Born For One Thing
Guitar World|June 2021
Joe Duplantier details the themes, tones and influences that led to Fortitude, GOJIRA’s cinematic, hard-hitting and uplifting new album (plus songcraft, Death, Whammy pedals and that fine-looking mahogany Charvel...)
By Brad Angle

FOR A generation of young headbangers, GOJIRA are the new titans of groove metal: progressive, heavy-hitting riff giants continuing in the lineage of Metallica, Sepultura, Pantera, Lamb of God, and others. And just like the six-string legends that preceded them — Hetfield, Cavalera, Dimebag, and more — central to the French band’s success is a modern metal rhythm guitar hero: Joe Duplantier. But good luck approaching him with that kind of praise.

“I’m not an awesome guitar player,” retorts Duplantier, who’s also Gojira’s singer, producer, and primary songwriter. “Sure, I have my technique and experience, but if you drop me in a room full of people jamming blues, it’s gonna be a little difficult. There’s going to be a lot of wrong notes in there. [Laughs] I don’t have my scales down and I’m not a shredder or anything.”

[Data items]

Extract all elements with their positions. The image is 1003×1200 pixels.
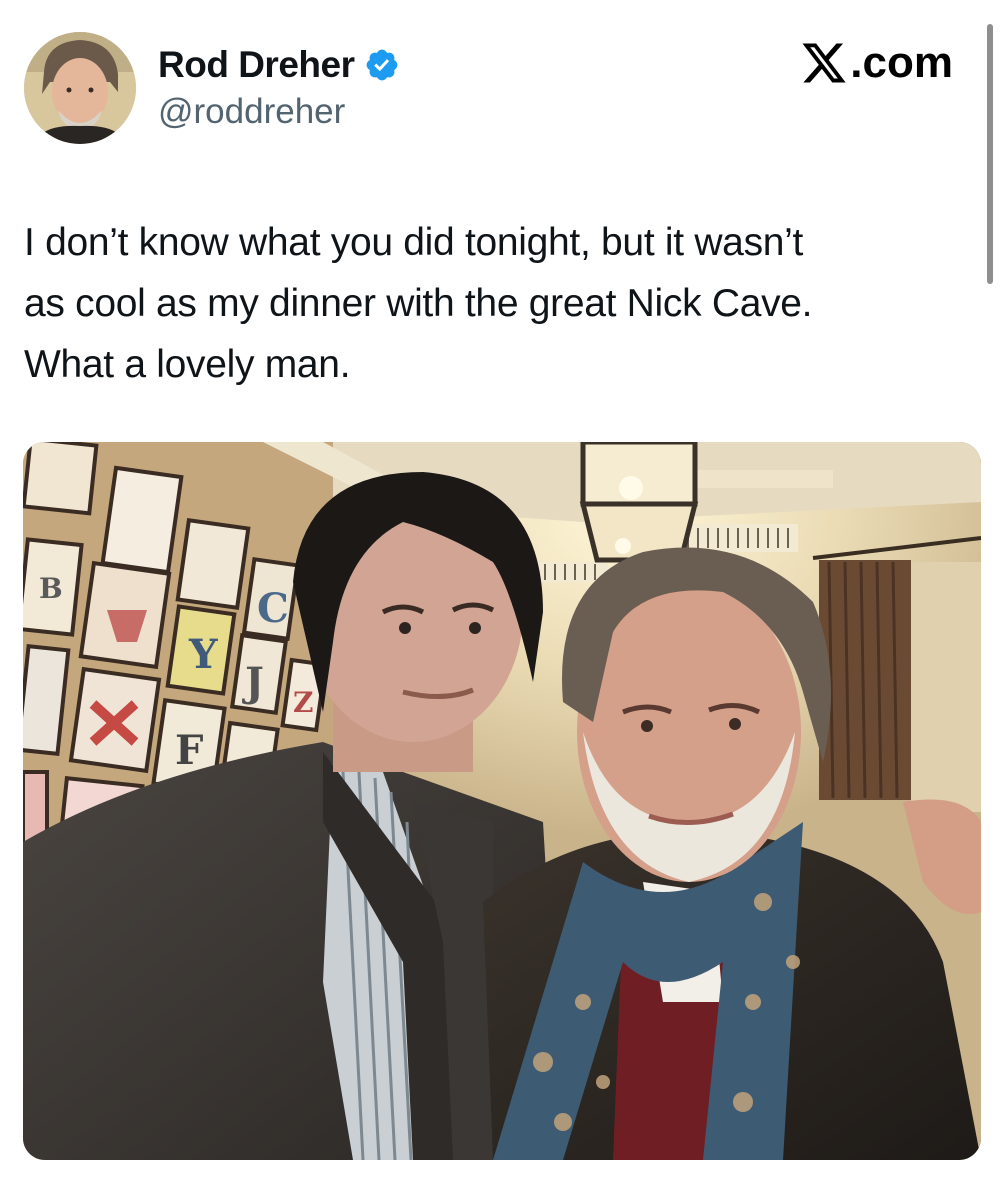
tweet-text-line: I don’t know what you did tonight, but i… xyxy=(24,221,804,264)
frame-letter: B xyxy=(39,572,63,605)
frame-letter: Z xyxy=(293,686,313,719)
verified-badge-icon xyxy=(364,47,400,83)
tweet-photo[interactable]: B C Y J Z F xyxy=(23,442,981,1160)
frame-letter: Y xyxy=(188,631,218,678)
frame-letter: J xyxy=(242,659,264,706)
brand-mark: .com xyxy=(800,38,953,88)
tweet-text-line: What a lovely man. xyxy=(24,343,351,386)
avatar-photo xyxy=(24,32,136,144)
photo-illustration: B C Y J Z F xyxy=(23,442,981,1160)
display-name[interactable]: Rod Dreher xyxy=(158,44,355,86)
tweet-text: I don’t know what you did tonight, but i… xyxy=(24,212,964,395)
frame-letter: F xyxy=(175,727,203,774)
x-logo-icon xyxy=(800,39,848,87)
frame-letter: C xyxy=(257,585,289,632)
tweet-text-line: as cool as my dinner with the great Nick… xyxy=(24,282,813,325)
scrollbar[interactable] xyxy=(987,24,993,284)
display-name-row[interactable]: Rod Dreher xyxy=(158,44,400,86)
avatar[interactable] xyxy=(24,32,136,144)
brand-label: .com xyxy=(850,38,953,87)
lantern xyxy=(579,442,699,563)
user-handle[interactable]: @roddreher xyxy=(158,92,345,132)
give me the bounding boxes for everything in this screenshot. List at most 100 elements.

Tasks to perform >>
1. Summarize the Gojira article in two sentences.
2. Output as a numbered list the lines of the records, from the line containing "tweet-text-line: I don’t" up to and including the last line of the records, leaving out any blank lines.
The text and the records were taken from separate sources.

Solution list >>
1. The Guitar World piece from June 2021 introduces Joe Duplantier's account of the themes, tones and influences behind Fortitude, the new Gojira album, and calls the French band the new titans of groove metal with Duplantier as their modern metal rhythm guitar hero. Duplantier, who is also the band's singer, producer and primary songwriter, rejects that praise, saying he is not an awesome guitar player, does not have his scales down and is not a shredder.

2.
1. tweet-text-line: I don’t know what you did tonight, but i… xyxy=(24,221,804,264)
2. frame-letter: B xyxy=(39,572,63,605)
3. frame-letter: Z xyxy=(293,686,313,719)
4. verified-badge-icon xyxy=(364,47,400,83)
5. tweet-photo[interactable]: B C Y J Z F xyxy=(23,442,981,1160)
6. frame-letter: Y xyxy=(188,631,218,678)
7. frame-letter: J xyxy=(242,659,264,706)
8. brand-mark: .com xyxy=(800,38,953,88)
9. tweet-text-line: What a lovely man. xyxy=(24,343,351,386)
10. avatar-photo xyxy=(24,32,136,144)
11. photo-illustration: B C Y J Z F xyxy=(23,442,981,1160)
12. display-name[interactable]: Rod Dreher xyxy=(158,44,355,86)
13. tweet-text: I don’t know what you did tonight, but i… xyxy=(24,212,964,395)
14. frame-letter: F xyxy=(175,727,203,774)
15. x-logo-icon xyxy=(800,39,848,87)
16. frame-letter: C xyxy=(257,585,289,632)
17. tweet-text-line: as cool as my dinner with the great Nick… xyxy=(24,282,813,325)
18. scrollbar[interactable] xyxy=(987,24,993,284)
19. display-name-row[interactable]: Rod Dreher xyxy=(158,44,400,86)
20. avatar[interactable] xyxy=(24,32,136,144)
21. brand-label: .com xyxy=(850,38,953,87)
22. lantern xyxy=(579,442,699,563)
23. user-handle[interactable]: @roddreher xyxy=(158,92,345,132)
24. give me the bounding boxes for everything in this screenshot. List at most 100 elements.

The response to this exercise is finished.